■ **DIRECTIONS FOR THIS TASK**: Copy every line of the material below word for word.

■ **THE INPUT**:
* Start *

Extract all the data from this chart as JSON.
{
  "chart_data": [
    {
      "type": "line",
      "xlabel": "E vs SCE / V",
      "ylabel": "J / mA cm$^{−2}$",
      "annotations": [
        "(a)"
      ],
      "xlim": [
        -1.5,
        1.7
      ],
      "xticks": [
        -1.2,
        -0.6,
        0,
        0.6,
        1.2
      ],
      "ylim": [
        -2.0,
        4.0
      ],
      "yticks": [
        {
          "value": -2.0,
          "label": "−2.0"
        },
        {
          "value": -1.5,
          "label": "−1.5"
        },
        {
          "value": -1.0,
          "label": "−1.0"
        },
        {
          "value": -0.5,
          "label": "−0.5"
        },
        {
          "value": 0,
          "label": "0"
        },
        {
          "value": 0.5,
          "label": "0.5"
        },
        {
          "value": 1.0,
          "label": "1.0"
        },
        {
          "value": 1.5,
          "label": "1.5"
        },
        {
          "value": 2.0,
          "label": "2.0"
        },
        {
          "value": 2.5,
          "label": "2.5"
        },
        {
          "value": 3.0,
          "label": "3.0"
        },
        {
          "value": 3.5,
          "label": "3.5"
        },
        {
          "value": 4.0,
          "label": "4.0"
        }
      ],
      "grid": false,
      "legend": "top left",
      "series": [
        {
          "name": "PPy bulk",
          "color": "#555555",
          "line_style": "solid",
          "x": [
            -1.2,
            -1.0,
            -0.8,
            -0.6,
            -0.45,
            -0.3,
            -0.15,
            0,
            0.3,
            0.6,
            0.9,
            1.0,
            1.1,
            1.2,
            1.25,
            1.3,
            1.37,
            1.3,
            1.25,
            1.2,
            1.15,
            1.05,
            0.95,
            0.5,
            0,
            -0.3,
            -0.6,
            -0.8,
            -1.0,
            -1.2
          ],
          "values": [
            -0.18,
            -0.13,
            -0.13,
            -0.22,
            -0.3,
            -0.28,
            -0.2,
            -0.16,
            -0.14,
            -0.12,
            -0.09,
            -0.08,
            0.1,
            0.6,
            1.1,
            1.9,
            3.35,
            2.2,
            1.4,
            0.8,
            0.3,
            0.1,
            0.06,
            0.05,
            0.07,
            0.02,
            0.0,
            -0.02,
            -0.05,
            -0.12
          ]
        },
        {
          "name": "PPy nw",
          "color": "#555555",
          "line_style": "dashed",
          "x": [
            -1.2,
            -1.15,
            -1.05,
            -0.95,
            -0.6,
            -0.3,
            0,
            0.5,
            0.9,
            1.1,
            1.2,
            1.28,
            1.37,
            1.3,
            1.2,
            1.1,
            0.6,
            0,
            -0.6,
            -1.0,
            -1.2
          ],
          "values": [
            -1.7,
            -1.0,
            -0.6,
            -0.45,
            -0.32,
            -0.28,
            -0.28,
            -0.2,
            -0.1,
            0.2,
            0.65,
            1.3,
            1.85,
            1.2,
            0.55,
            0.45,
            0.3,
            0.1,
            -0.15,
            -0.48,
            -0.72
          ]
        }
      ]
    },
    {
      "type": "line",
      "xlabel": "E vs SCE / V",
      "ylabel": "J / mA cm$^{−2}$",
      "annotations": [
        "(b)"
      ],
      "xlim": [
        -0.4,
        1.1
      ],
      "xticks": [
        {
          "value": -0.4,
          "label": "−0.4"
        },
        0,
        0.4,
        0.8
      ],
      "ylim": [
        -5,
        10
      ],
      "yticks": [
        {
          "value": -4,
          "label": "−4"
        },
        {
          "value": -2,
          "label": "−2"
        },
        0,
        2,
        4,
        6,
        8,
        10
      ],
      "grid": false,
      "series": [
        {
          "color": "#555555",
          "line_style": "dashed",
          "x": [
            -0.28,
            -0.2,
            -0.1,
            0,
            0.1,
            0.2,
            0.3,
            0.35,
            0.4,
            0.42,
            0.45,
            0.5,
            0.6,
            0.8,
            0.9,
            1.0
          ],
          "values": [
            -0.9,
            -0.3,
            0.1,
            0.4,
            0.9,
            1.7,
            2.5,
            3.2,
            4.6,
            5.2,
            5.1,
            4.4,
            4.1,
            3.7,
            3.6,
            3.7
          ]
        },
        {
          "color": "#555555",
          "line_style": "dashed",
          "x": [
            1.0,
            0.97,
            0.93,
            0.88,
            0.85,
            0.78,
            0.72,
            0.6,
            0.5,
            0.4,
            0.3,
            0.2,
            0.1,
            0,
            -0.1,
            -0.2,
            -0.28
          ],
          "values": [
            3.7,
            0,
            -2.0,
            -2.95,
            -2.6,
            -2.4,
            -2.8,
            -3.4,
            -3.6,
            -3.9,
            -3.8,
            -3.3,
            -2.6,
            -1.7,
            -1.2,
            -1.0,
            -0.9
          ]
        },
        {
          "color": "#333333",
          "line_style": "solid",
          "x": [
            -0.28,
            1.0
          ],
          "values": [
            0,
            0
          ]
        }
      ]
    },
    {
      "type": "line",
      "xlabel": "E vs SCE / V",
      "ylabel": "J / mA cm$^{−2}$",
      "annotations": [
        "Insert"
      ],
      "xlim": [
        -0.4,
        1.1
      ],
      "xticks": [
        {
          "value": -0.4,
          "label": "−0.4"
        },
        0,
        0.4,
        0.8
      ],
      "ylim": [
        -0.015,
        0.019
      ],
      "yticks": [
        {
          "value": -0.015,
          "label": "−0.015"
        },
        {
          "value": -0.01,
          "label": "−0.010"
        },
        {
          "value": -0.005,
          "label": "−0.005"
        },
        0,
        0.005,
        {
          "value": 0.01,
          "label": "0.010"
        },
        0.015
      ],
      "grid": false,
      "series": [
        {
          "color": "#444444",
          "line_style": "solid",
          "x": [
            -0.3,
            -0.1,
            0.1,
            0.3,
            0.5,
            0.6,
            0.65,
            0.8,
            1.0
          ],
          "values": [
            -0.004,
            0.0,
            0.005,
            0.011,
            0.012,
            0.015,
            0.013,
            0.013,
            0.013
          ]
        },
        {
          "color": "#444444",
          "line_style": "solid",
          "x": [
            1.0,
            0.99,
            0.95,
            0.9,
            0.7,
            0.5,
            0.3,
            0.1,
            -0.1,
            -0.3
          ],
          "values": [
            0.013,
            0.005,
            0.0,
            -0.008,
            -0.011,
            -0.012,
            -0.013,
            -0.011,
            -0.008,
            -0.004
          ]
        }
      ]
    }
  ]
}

* End *

■ **ANSWER TO THE TASK**:
Extract all the data from this chart as JSON.
{
  "chart_data": [
    {
      "type": "line",
      "xlabel": "E vs SCE / V",
      "ylabel": "J / mA cm$^{−2}$",
      "annotations": [
        "(a)"
      ],
      "xlim": [
        -1.5,
        1.7
      ],
      "xticks": [
        -1.2,
        -0.6,
        0,
        0.6,
        1.2
      ],
      "ylim": [
        -2.0,
        4.0
      ],
      "yticks": [
        {
          "value": -2.0,
          "label": "−2.0"
        },
        {
          "value": -1.5,
          "label": "−1.5"
        },
        {
          "value": -1.0,
          "label": "−1.0"
        },
        {
          "value": -0.5,
          "label": "−0.5"
        },
        {
          "value": 0,
          "label": "0"
        },
        {
          "value": 0.5,
          "label": "0.5"
        },
        {
          "value": 1.0,
          "label": "1.0"
        },
        {
          "value": 1.5,
          "label": "1.5"
        },
        {
          "value": 2.0,
          "label": "2.0"
        },
        {
          "value": 2.5,
          "label": "2.5"
        },
        {
          "value": 3.0,
          "label": "3.0"
        },
        {
          "value": 3.5,
          "label": "3.5"
        },
        {
          "value": 4.0,
          "label": "4.0"
        }
      ],
      "grid": false,
      "legend": "top left",
      "series": [
        {
          "name": "PPy bulk",
          "color": "#555555",
          "line_style": "solid",
          "x": [
            -1.2,
            -1.0,
            -0.8,
            -0.6,
            -0.45,
            -0.3,
            -0.15,
            0,
            0.3,
            0.6,
            0.9,
            1.0,
            1.1,
            1.2,
            1.25,
            1.3,
            1.37,
            1.3,
            1.25,
            1.2,
            1.15,
            1.05,
            0.95,
            0.5,
            0,
            -0.3,
            -0.6,
            -0.8,
            -1.0,
            -1.2
          ],
          "values": [
            -0.18,
            -0.13,
            -0.13,
            -0.22,
            -0.3,
            -0.28,
            -0.2,
            -0.16,
            -0.14,
            -0.12,
            -0.09,
            -0.08,
            0.1,
            0.6,
            1.1,
            1.9,
            3.35,
            2.2,
            1.4,
            0.8,
            0.3,
            0.1,
            0.06,
            0.05,
            0.07,
            0.02,
            0.0,
            -0.02,
            -0.05,
            -0.12
          ]
        },
        {
          "name": "PPy nw",
          "color": "#555555",
          "line_style": "dashed",
          "x": [
            -1.2,
            -1.15,
            -1.05,
            -0.95,
            -0.6,
            -0.3,
            0,
            0.5,
            0.9,
            1.1,
            1.2,
            1.28,
            1.37,
            1.3,
            1.2,
            1.1,
            0.6,
            0,
            -0.6,
            -1.0,
            -1.2
          ],
          "values": [
            -1.7,
            -1.0,
            -0.6,
            -0.45,
            -0.32,
            -0.28,
            -0.28,
            -0.2,
            -0.1,
            0.2,
            0.65,
            1.3,
            1.85,
            1.2,
            0.55,
            0.45,
            0.3,
            0.1,
            -0.15,
            -0.48,
            -0.72
          ]
        }
      ]
    },
    {
      "type": "line",
      "xlabel": "E vs SCE / V",
      "ylabel": "J / mA cm$^{−2}$",
      "annotations": [
        "(b)"
      ],
      "xlim": [
        -0.4,
        1.1
      ],
      "xticks": [
        {
          "value": -0.4,
          "label": "−0.4"
        },
        0,
        0.4,
        0.8
      ],
      "ylim": [
        -5,
        10
      ],
      "yticks": [
        {
          "value": -4,
          "label": "−4"
        },
        {
          "value": -2,
          "label": "−2"
        },
        0,
        2,
        4,
        6,
        8,
        10
      ],
      "grid": false,
      "series": [
        {
          "color": "#555555",
          "line_style": "dashed",
          "x": [
            -0.28,
            -0.2,
            -0.1,
            0,
            0.1,
            0.2,
            0.3,
            0.35,
            0.4,
            0.42,
            0.45,
            0.5,
            0.6,
            0.8,
            0.9,
            1.0
          ],
          "values": [
            -0.9,
            -0.3,
            0.1,
            0.4,
            0.9,
            1.7,
            2.5,
            3.2,
            4.6,
            5.2,
            5.1,
            4.4,
            4.1,
            3.7,
            3.6,
            3.7
          ]
        },
        {
          "color": "#555555",
          "line_style": "dashed",
          "x": [
            1.0,
            0.97,
            0.93,
            0.88,
            0.85,
            0.78,
            0.72,
            0.6,
            0.5,
            0.4,
            0.3,
            0.2,
            0.1,
            0,
            -0.1,
            -0.2,
            -0.28
          ],
          "values": [
            3.7,
            0,
            -2.0,
            -2.95,
            -2.6,
            -2.4,
            -2.8,
            -3.4,
            -3.6,
            -3.9,
            -3.8,
            -3.3,
            -2.6,
            -1.7,
            -1.2,
            -1.0,
            -0.9
          ]
        },
        {
          "color": "#333333",
          "line_style": "solid",
          "x": [
            -0.28,
            1.0
          ],
          "values": [
            0,
            0
          ]
        }
      ]
    },
    {
      "type": "line",
      "xlabel": "E vs SCE / V",
      "ylabel": "J / mA cm$^{−2}$",
      "annotations": [
        "Insert"
      ],
      "xlim": [
        -0.4,
        1.1
      ],
      "xticks": [
        {
          "value": -0.4,
          "label": "−0.4"
        },
        0,
        0.4,
        0.8
      ],
      "ylim": [
        -0.015,
        0.019
      ],
      "yticks": [
        {
          "value": -0.015,
          "label": "−0.015"
        },
        {
          "value": -0.01,
          "label": "−0.010"
        },
        {
          "value": -0.005,
          "label": "−0.005"
        },
        0,
        0.005,
        {
          "value": 0.01,
          "label": "0.010"
        },
        0.015
      ],
      "grid": false,
      "series": [
        {
          "color": "#444444",
          "line_style": "solid",
          "x": [
            -0.3,
            -0.1,
            0.1,
            0.3,
            0.5,
            0.6,
            0.65,
            0.8,
            1.0
          ],
          "values": [
            -0.004,
            0.0,
            0.005,
            0.011,
            0.012,
            0.015,
            0.013,
            0.013,
            0.013
          ]
        },
        {
          "color": "#444444",
          "line_style": "solid",
          "x": [
            1.0,
            0.99,
            0.95,
            0.9,
            0.7,
            0.5,
            0.3,
            0.1,
            -0.1,
            -0.3
          ],
          "values": [
            0.013,
            0.005,
            0.0,
            -0.008,
            -0.011,
            -0.012,
            -0.013,
            -0.011,
            -0.008,
            -0.004
          ]
        }
      ]
    }
  ]
}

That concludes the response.